[Entries start]

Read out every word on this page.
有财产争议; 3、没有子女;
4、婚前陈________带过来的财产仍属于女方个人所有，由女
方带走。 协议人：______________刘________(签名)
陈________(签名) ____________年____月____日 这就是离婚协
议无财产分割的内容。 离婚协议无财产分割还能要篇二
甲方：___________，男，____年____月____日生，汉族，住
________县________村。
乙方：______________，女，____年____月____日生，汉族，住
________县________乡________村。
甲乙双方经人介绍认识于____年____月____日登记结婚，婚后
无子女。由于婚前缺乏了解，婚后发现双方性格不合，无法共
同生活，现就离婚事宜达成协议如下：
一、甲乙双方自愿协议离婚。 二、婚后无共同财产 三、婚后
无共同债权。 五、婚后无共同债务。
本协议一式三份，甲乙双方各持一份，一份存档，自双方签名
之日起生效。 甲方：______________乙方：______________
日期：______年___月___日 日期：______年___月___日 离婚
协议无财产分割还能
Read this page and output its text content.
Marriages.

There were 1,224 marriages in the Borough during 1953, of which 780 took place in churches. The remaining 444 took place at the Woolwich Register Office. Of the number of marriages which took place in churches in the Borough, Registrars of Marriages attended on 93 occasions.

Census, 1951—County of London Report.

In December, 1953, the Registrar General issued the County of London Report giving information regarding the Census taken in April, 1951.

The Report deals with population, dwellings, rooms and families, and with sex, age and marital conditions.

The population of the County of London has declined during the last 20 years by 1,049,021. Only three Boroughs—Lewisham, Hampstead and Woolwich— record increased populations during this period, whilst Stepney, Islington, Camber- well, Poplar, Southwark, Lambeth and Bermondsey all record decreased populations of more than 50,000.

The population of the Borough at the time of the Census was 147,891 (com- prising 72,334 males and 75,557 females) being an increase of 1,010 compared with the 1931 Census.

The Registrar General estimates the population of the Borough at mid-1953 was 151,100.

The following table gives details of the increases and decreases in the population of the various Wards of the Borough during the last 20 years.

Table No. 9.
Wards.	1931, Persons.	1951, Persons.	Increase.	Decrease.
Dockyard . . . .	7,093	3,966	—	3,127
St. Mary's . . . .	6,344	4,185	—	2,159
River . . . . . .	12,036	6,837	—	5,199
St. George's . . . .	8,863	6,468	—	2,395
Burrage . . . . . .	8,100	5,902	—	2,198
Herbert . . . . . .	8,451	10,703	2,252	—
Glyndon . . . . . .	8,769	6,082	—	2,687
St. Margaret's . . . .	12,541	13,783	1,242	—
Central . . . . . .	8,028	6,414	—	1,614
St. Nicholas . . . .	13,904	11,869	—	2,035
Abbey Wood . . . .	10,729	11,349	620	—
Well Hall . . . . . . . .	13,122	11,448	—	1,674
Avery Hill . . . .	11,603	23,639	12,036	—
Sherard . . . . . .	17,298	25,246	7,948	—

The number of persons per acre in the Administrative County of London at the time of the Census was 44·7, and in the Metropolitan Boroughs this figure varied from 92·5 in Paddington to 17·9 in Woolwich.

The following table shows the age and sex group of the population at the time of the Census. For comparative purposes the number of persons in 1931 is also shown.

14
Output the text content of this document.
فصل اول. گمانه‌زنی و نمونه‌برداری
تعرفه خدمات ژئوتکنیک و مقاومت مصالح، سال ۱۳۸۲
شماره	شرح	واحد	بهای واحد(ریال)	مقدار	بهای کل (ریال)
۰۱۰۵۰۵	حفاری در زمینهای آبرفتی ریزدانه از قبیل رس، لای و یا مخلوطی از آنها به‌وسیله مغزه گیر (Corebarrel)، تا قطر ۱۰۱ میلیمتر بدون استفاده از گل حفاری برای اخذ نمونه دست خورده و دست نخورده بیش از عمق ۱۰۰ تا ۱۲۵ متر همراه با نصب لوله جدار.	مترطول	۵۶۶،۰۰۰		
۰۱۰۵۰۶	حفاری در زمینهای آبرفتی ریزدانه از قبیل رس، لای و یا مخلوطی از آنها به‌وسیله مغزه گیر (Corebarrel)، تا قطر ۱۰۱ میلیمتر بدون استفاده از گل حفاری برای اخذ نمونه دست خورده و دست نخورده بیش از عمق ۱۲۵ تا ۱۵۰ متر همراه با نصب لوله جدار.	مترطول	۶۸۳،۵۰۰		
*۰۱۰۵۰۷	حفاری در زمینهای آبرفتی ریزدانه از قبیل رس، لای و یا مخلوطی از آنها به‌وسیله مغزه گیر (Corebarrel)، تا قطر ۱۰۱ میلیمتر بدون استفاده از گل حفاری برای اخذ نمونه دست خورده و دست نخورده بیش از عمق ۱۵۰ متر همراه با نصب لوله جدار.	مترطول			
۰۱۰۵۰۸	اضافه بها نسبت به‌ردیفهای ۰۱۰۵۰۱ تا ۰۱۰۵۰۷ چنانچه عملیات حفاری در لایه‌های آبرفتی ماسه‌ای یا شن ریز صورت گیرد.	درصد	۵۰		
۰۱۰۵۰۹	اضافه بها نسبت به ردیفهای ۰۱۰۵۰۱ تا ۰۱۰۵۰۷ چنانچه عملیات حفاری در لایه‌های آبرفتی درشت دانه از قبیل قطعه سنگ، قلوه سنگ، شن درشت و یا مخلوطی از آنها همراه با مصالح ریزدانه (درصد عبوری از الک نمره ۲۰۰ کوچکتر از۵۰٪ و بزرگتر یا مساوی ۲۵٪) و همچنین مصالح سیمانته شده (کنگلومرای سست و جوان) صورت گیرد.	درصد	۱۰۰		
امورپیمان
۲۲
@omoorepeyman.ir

[Entries end]

Give the number of lines where the string "قبیل" occurs, without any further text.

4